__Given exercise__:
Search the data for the word "What". Reproduce every line where it is found.

+===+

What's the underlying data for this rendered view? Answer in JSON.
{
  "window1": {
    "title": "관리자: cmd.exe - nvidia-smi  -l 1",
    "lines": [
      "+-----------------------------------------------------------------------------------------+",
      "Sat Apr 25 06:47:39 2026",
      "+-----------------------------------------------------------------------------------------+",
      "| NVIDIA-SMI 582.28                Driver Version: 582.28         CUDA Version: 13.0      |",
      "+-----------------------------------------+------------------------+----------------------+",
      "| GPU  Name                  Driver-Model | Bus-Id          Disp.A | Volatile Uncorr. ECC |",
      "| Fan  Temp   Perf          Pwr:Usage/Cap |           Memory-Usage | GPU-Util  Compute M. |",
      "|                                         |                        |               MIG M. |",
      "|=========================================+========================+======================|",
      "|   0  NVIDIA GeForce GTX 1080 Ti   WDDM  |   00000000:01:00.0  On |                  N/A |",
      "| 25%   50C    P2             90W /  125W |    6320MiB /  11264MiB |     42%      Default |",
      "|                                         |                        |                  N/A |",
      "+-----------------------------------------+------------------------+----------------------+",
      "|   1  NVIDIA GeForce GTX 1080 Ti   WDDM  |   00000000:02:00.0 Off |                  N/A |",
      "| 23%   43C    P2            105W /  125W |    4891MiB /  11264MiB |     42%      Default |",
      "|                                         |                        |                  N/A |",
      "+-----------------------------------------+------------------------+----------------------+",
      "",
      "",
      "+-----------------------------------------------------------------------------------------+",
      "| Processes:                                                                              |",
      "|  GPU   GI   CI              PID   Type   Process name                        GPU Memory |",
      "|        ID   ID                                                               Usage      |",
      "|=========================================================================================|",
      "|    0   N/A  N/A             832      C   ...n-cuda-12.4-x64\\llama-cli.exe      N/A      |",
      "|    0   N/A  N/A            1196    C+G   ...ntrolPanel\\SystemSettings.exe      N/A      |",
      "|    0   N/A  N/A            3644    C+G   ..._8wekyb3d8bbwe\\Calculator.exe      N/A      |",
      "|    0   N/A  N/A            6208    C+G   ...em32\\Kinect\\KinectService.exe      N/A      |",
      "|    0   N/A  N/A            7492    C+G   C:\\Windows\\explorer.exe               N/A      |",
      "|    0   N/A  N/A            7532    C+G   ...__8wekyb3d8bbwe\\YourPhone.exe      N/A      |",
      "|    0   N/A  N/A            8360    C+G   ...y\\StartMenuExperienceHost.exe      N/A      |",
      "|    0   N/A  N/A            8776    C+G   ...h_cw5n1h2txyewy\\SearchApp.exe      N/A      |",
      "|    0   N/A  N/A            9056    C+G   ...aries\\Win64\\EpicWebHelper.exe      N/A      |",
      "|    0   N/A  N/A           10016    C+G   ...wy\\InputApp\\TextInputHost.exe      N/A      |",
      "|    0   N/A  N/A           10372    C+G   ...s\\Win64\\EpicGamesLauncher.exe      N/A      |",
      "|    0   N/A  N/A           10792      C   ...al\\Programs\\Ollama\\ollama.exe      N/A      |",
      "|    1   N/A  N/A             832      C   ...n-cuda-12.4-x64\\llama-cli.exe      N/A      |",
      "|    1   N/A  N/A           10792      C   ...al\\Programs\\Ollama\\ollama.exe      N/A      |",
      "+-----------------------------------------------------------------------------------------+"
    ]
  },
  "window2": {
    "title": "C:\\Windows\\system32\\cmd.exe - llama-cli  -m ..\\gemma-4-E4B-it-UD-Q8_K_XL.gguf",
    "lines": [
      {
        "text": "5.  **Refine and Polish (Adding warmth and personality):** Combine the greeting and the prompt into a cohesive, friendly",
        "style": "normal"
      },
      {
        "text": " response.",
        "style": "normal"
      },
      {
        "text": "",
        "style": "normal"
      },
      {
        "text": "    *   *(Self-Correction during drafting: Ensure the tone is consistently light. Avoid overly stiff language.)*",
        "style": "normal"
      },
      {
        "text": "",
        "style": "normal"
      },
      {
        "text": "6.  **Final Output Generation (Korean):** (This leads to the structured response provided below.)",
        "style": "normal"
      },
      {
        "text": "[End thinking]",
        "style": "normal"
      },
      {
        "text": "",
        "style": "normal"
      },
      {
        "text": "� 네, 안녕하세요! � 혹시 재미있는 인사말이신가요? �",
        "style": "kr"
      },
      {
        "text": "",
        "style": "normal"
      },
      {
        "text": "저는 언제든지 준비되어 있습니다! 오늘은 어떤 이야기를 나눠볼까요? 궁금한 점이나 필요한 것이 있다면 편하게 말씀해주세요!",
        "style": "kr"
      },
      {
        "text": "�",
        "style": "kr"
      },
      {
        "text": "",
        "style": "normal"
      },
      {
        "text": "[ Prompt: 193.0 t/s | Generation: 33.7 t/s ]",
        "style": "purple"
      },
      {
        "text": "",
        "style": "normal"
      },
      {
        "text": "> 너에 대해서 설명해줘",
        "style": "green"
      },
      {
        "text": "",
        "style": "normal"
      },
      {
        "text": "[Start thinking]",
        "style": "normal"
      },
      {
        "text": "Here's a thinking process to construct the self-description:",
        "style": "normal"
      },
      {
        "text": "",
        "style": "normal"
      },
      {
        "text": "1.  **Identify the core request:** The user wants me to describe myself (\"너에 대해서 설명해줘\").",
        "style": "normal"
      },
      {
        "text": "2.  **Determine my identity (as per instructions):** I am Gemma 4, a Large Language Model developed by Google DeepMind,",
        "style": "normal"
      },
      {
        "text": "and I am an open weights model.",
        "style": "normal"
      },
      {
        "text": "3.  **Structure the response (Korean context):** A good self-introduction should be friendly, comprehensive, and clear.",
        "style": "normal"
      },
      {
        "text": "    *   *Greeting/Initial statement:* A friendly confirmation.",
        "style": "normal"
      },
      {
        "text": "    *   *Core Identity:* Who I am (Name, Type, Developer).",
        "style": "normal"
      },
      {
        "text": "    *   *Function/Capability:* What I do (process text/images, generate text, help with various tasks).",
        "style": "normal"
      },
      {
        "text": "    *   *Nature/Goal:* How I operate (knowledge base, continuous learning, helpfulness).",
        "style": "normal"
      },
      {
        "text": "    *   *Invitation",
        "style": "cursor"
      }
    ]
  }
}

+===+

__Expected output__:
What's the underlying data for this rendered view? Answer in JSON.
        "text": "    *   *Function/Capability:* What I do (process text/images, generate text, help with various tasks).",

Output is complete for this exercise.